§ **Short task**:
Would you return the complete listing below word for word?

-- begin --

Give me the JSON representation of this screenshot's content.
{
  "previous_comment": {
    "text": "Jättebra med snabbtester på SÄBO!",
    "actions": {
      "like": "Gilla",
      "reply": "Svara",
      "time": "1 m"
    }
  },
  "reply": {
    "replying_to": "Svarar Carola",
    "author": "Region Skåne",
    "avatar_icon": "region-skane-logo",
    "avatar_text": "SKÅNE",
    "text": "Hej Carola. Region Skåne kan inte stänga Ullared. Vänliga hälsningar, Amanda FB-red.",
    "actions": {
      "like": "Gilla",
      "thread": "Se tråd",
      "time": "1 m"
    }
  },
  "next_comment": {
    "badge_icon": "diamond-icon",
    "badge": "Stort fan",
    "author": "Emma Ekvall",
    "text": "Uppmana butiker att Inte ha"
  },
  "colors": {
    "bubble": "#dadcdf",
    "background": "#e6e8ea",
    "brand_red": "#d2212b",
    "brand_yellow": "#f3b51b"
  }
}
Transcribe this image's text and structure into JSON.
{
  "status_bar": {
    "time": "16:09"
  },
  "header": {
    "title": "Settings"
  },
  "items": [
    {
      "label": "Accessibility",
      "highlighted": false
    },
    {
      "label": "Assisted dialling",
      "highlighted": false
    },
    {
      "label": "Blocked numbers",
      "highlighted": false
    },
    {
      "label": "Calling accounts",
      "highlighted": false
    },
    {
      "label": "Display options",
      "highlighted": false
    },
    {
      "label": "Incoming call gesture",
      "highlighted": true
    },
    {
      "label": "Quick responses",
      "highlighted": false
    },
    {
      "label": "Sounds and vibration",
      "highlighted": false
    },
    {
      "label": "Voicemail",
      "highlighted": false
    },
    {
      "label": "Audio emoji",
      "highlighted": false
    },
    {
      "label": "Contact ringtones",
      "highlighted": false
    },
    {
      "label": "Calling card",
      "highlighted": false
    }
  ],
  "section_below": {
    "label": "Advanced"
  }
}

-- end --

§ **Task result**:
Give me the JSON representation of this screenshot's content.
{
  "previous_comment": {
    "text": "Jättebra med snabbtester på SÄBO!",
    "actions": {
      "like": "Gilla",
      "reply": "Svara",
      "time": "1 m"
    }
  },
  "reply": {
    "replying_to": "Svarar Carola",
    "author": "Region Skåne",
    "avatar_icon": "region-skane-logo",
    "avatar_text": "SKÅNE",
    "text": "Hej Carola. Region Skåne kan inte stänga Ullared. Vänliga hälsningar, Amanda FB-red.",
    "actions": {
      "like": "Gilla",
      "thread": "Se tråd",
      "time": "1 m"
    }
  },
  "next_comment": {
    "badge_icon": "diamond-icon",
    "badge": "Stort fan",
    "author": "Emma Ekvall",
    "text": "Uppmana butiker att Inte ha"
  },
  "colors": {
    "bubble": "#dadcdf",
    "background": "#e6e8ea",
    "brand_red": "#d2212b",
    "brand_yellow": "#f3b51b"
  }
}
Transcribe this image's text and structure into JSON.
{
  "status_bar": {
    "time": "16:09"
  },
  "header": {
    "title": "Settings"
  },
  "items": [
    {
      "label": "Accessibility",
      "highlighted": false
    },
    {
      "label": "Assisted dialling",
      "highlighted": false
    },
    {
      "label": "Blocked numbers",
      "highlighted": false
    },
    {
      "label": "Calling accounts",
      "highlighted": false
    },
    {
      "label": "Display options",
      "highlighted": false
    },
    {
      "label": "Incoming call gesture",
      "highlighted": true
    },
    {
      "label": "Quick responses",
      "highlighted": false
    },
    {
      "label": "Sounds and vibration",
      "highlighted": false
    },
    {
      "label": "Voicemail",
      "highlighted": false
    },
    {
      "label": "Audio emoji",
      "highlighted": false
    },
    {
      "label": "Contact ringtones",
      "highlighted": false
    },
    {
      "label": "Calling card",
      "highlighted": false
    }
  ],
  "section_below": {
    "label": "Advanced"
  }
}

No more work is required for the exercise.